• ABOUT THIS TASK:
From the listing below, pull out all lines with "dass" in them.
Segment Start: RECORDS FOR THE TASK
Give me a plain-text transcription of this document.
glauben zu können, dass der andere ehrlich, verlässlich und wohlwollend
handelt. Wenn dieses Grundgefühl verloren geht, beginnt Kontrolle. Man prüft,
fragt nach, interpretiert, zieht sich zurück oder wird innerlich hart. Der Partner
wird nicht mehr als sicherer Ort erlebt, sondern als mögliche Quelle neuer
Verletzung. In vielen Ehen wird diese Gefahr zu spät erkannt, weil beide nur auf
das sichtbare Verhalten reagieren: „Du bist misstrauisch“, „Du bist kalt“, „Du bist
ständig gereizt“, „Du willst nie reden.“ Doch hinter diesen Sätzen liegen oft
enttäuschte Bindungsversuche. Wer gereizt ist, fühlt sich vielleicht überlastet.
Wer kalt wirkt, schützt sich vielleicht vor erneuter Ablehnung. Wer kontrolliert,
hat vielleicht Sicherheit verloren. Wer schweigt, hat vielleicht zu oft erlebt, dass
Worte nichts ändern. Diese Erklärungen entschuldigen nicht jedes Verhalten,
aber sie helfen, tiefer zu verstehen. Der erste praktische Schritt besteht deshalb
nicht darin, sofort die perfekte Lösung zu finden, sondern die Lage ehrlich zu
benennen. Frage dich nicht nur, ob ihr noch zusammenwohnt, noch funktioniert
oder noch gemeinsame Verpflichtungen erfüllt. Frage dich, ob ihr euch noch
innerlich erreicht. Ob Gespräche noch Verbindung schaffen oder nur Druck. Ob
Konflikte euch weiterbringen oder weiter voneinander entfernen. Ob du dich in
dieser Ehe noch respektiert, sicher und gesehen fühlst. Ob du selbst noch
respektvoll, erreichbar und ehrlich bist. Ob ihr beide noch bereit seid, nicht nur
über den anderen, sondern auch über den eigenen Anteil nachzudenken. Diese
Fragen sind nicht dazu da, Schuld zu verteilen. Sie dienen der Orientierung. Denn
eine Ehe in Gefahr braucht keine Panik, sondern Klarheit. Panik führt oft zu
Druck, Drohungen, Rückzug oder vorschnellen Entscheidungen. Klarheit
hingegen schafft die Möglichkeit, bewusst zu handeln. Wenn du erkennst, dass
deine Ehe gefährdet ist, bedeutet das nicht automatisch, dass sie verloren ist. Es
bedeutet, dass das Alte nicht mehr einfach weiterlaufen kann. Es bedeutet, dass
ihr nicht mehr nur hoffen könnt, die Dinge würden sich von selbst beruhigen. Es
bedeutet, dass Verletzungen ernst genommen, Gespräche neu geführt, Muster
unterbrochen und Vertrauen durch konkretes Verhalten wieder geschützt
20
Segment End: RECORDS FOR THE TASK
• EXERCISE OUTPUT:
glauben zu können, dass der andere ehrlich, verlässlich und wohlwollend
hat vielleicht Sicherheit verloren. Wer schweigt, hat vielleicht zu oft erlebt, dass
hingegen schafft die Möglichkeit, bewusst zu handeln. Wenn du erkennst, dass
deine Ehe gefährdet ist, bedeutet das nicht automatisch, dass sie verloren ist. Es
bedeutet, dass das Alte nicht mehr einfach weiterlaufen kann. Es bedeutet, dass
bedeutet, dass Verletzungen ernst genommen, Gespräche neu geführt, Muster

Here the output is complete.